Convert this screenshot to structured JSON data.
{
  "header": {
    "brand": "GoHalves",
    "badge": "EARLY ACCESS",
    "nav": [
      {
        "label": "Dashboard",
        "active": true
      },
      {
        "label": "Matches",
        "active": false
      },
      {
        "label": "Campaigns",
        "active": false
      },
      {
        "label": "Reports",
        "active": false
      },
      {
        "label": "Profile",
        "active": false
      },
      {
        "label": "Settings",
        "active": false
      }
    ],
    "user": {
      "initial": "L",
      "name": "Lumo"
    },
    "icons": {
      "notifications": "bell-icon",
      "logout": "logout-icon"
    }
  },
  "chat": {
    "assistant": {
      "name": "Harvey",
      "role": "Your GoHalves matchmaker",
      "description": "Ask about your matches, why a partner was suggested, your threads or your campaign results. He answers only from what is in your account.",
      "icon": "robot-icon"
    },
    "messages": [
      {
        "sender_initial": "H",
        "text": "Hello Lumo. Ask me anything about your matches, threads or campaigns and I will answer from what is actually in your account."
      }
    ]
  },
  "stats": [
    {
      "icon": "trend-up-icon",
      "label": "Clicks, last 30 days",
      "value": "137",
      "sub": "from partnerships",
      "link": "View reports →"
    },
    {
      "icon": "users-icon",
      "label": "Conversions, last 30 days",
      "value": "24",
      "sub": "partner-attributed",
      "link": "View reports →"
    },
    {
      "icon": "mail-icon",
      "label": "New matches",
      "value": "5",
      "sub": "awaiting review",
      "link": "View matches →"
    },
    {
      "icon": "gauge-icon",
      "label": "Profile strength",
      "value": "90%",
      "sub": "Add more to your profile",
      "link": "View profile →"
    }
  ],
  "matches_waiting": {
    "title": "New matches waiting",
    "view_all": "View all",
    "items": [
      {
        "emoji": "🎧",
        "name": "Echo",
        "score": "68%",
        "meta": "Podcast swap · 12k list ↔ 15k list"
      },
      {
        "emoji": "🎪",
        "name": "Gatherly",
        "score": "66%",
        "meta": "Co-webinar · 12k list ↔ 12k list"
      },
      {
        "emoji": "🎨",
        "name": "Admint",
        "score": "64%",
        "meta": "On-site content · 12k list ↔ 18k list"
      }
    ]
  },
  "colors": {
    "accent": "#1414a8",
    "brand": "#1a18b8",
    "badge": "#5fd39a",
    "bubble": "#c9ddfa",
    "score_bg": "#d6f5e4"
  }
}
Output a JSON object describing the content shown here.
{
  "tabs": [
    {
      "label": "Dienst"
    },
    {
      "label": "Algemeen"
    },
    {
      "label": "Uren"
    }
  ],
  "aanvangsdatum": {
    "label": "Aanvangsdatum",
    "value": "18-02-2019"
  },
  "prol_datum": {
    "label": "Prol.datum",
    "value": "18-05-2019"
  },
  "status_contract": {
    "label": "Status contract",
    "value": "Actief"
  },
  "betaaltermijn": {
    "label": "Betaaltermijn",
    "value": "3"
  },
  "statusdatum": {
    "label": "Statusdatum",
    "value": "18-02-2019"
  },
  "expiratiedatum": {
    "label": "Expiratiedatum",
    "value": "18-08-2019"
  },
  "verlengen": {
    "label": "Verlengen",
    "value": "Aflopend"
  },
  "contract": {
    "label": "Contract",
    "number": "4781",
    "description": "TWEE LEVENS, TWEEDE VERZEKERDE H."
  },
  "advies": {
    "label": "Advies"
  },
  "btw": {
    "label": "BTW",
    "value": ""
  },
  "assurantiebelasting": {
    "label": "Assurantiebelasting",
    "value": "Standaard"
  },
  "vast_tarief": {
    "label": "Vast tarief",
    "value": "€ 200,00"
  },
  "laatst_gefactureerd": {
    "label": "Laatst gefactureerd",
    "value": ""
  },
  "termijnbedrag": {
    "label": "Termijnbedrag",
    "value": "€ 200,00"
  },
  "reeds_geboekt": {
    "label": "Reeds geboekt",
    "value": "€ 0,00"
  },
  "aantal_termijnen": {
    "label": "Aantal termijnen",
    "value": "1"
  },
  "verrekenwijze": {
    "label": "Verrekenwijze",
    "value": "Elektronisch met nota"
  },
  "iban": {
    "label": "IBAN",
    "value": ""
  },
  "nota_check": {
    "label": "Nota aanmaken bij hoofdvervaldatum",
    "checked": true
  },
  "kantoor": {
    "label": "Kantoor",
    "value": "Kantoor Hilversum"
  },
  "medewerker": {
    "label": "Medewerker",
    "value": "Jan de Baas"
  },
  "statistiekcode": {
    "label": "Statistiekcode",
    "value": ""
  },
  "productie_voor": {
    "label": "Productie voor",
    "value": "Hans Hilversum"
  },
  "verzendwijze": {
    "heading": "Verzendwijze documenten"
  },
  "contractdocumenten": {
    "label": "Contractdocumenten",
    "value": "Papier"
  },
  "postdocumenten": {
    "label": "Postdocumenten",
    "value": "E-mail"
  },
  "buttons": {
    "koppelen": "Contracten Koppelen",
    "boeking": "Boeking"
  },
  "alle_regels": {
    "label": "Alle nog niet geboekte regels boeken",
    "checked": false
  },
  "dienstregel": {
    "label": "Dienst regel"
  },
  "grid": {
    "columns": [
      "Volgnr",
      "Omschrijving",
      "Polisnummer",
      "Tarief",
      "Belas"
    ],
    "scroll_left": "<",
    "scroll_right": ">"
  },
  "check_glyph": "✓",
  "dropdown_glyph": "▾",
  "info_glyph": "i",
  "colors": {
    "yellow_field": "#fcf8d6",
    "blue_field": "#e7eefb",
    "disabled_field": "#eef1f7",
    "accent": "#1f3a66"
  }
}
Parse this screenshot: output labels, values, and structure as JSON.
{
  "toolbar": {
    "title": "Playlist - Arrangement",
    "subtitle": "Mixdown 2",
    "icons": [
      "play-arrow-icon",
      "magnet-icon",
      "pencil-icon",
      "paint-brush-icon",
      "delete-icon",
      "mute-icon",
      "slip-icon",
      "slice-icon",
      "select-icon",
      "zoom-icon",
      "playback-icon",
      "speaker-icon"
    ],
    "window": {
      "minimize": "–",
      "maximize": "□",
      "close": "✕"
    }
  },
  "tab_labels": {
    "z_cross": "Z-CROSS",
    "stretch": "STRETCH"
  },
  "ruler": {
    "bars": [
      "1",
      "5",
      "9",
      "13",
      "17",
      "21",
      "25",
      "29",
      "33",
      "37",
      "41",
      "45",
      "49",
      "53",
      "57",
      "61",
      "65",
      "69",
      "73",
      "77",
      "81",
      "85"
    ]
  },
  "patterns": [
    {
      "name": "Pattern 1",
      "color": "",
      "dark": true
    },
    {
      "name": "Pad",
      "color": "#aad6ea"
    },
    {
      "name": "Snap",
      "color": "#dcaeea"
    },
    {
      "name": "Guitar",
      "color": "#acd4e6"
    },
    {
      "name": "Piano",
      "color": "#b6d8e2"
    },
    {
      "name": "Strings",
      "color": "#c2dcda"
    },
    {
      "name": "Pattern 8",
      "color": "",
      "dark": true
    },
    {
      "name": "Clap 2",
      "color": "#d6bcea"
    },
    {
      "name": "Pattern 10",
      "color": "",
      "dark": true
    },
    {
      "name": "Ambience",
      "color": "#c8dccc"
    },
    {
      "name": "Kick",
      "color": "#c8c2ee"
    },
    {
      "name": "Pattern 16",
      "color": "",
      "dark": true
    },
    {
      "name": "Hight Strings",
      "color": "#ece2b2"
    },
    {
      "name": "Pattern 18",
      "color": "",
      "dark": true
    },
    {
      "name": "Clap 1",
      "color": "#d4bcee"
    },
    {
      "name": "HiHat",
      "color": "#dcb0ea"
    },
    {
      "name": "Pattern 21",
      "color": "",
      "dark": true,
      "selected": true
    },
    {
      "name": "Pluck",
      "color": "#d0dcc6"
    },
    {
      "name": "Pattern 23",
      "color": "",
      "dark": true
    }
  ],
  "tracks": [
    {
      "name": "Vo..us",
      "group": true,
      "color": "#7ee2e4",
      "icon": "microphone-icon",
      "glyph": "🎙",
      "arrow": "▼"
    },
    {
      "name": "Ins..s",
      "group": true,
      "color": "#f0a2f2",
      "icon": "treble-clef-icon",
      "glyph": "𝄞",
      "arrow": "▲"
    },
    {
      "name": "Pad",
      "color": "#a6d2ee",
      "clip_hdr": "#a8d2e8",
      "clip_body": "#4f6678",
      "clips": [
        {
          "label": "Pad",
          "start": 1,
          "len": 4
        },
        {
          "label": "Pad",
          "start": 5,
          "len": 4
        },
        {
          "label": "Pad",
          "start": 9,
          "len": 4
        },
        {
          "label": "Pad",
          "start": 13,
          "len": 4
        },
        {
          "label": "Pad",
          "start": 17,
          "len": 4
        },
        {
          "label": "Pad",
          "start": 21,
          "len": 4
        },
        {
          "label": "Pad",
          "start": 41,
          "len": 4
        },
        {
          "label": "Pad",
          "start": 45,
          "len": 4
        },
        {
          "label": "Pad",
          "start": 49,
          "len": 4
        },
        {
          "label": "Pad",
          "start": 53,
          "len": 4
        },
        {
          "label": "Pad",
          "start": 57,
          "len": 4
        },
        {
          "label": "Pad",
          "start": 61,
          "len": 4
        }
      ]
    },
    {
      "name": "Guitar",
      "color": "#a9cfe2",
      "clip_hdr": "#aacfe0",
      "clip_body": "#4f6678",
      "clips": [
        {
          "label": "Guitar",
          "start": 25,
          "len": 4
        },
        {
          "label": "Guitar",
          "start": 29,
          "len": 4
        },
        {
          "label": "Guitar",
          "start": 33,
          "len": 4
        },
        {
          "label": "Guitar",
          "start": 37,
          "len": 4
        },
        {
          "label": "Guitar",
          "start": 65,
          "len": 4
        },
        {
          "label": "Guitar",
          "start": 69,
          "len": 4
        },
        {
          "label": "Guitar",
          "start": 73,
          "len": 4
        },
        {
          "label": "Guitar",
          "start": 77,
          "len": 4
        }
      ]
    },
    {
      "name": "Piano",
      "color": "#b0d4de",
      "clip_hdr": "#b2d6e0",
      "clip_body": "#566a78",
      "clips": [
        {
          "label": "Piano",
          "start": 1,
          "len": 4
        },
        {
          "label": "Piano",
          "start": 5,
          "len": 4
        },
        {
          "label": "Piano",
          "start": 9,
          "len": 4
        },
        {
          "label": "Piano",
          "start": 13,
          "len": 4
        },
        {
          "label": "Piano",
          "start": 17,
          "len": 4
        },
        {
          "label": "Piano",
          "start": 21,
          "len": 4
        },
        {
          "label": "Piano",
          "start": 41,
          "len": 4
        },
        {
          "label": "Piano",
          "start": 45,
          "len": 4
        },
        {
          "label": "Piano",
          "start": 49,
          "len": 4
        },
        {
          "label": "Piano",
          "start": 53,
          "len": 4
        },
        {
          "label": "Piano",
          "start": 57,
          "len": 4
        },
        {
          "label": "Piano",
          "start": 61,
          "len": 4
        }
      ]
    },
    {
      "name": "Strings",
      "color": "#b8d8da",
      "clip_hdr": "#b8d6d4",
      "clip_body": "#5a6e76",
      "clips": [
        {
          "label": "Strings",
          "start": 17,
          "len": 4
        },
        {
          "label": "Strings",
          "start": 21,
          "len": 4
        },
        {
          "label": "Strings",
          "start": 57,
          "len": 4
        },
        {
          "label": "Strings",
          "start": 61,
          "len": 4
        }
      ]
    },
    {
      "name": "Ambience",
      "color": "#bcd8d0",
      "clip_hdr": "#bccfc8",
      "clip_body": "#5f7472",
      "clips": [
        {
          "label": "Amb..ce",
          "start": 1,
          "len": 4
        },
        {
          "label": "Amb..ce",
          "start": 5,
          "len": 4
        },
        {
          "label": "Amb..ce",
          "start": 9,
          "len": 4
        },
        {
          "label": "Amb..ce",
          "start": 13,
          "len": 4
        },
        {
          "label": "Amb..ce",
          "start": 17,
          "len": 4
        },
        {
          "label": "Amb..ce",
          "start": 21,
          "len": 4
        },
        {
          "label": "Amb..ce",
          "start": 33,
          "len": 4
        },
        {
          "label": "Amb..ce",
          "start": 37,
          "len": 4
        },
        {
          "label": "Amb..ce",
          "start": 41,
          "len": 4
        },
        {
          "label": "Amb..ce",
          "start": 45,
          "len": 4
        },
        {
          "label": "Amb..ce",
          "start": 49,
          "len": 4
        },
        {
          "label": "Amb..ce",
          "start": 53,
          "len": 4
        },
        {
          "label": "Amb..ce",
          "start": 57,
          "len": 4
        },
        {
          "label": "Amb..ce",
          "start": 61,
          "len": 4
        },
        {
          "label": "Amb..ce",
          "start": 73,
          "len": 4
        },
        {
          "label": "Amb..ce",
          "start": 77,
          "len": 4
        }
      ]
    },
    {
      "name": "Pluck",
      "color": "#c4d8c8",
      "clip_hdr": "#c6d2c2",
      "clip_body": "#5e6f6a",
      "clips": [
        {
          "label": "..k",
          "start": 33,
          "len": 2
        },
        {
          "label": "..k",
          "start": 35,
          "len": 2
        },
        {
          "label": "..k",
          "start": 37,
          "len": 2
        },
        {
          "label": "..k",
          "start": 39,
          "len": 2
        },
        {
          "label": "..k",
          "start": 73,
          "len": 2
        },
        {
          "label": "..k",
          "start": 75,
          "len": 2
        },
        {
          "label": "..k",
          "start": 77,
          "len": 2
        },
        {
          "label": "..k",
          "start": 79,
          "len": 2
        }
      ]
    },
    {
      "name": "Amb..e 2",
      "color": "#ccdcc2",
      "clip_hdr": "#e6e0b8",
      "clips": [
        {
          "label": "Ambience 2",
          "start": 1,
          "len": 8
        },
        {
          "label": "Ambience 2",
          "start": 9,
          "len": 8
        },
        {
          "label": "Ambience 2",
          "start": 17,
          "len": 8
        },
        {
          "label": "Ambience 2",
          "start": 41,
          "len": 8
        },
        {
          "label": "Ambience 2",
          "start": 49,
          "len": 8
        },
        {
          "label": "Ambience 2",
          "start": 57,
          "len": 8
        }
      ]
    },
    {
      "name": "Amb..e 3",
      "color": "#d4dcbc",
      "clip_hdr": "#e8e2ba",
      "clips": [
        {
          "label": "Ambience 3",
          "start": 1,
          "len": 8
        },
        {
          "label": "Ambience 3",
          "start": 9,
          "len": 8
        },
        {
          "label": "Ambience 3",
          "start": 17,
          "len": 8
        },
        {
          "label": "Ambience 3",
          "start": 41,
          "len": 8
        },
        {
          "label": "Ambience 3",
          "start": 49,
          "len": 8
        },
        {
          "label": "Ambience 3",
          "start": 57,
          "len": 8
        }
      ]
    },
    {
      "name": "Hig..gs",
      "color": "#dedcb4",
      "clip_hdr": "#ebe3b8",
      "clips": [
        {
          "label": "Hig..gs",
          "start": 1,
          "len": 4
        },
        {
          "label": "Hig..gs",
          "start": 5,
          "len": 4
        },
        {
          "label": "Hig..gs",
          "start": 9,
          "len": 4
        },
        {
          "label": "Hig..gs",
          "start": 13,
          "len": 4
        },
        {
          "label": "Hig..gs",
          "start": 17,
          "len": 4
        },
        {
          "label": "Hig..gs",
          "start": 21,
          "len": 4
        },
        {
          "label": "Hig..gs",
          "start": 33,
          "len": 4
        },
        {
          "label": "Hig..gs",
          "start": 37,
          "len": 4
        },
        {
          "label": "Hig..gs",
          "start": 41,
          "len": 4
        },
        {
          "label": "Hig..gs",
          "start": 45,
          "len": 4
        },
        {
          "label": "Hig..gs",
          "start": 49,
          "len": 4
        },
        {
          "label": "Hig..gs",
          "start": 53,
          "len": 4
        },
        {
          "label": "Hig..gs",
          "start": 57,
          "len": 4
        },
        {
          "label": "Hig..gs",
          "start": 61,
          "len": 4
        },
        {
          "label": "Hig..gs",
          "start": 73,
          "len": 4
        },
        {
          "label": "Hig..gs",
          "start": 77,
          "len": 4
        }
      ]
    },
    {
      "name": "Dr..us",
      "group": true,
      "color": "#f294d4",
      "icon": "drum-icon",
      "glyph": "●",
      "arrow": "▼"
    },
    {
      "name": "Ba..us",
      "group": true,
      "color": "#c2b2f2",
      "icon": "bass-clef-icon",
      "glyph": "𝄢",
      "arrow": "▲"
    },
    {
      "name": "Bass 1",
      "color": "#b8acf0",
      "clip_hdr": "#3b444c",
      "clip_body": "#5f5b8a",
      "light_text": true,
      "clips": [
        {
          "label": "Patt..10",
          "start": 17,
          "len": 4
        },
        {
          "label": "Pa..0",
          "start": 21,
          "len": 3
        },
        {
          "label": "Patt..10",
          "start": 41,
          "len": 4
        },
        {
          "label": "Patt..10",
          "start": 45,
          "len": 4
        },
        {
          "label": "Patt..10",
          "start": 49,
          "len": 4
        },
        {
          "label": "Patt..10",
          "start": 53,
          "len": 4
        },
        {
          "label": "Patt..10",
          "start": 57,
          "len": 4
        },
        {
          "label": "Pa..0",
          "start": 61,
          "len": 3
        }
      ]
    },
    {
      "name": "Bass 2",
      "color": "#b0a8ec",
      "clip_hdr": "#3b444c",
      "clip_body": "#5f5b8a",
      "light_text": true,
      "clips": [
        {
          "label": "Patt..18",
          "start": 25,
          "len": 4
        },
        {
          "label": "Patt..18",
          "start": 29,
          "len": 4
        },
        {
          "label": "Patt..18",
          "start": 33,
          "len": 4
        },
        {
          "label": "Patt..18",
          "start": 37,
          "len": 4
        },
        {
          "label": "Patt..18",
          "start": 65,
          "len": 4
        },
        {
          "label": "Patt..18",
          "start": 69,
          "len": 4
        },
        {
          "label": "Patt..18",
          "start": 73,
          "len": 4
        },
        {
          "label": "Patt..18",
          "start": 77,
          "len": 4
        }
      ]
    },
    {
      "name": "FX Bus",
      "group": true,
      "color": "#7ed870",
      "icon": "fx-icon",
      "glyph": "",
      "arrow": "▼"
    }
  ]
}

== Short problem ==
Determine the number of lines in the listing that hold the word "content", and supply that number and nothing further.

== Result for this exercise ==
2